Stored items
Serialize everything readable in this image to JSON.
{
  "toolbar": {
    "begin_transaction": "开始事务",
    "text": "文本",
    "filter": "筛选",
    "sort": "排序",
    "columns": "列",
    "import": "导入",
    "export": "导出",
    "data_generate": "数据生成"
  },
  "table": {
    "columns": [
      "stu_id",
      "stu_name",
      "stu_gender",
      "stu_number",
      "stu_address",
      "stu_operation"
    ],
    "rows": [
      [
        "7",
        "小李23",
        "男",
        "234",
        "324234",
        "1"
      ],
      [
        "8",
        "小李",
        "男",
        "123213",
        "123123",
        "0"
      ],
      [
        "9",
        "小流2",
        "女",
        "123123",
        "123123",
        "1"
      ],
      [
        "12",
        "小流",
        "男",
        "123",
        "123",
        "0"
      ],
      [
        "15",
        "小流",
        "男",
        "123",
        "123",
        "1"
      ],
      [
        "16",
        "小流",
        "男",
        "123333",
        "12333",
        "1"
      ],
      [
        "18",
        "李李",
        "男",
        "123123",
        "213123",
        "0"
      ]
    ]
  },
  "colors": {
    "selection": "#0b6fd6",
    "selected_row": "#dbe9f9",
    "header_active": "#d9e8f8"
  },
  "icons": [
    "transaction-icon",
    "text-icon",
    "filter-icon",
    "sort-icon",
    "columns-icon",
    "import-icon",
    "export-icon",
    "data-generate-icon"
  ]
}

■ Task statement:
Print out every entry, keeping each one exact.

■ Answer below:
Serialize everything readable in this image to JSON.
{
  "toolbar": {
    "begin_transaction": "开始事务",
    "text": "文本",
    "filter": "筛选",
    "sort": "排序",
    "columns": "列",
    "import": "导入",
    "export": "导出",
    "data_generate": "数据生成"
  },
  "table": {
    "columns": [
      "stu_id",
      "stu_name",
      "stu_gender",
      "stu_number",
      "stu_address",
      "stu_operation"
    ],
    "rows": [
      [
        "7",
        "小李23",
        "男",
        "234",
        "324234",
        "1"
      ],
      [
        "8",
        "小李",
        "男",
        "123213",
        "123123",
        "0"
      ],
      [
        "9",
        "小流2",
        "女",
        "123123",
        "123123",
        "1"
      ],
      [
        "12",
        "小流",
        "男",
        "123",
        "123",
        "0"
      ],
      [
        "15",
        "小流",
        "男",
        "123",
        "123",
        "1"
      ],
      [
        "16",
        "小流",
        "男",
        "123333",
        "12333",
        "1"
      ],
      [
        "18",
        "李李",
        "男",
        "123123",
        "213123",
        "0"
      ]
    ]
  },
  "colors": {
    "selection": "#0b6fd6",
    "selected_row": "#dbe9f9",
    "header_active": "#d9e8f8"
  },
  "icons": [
    "transaction-icon",
    "text-icon",
    "filter-icon",
    "sort-icon",
    "columns-icon",
    "import-icon",
    "export-icon",
    "data-generate-icon"
  ]
}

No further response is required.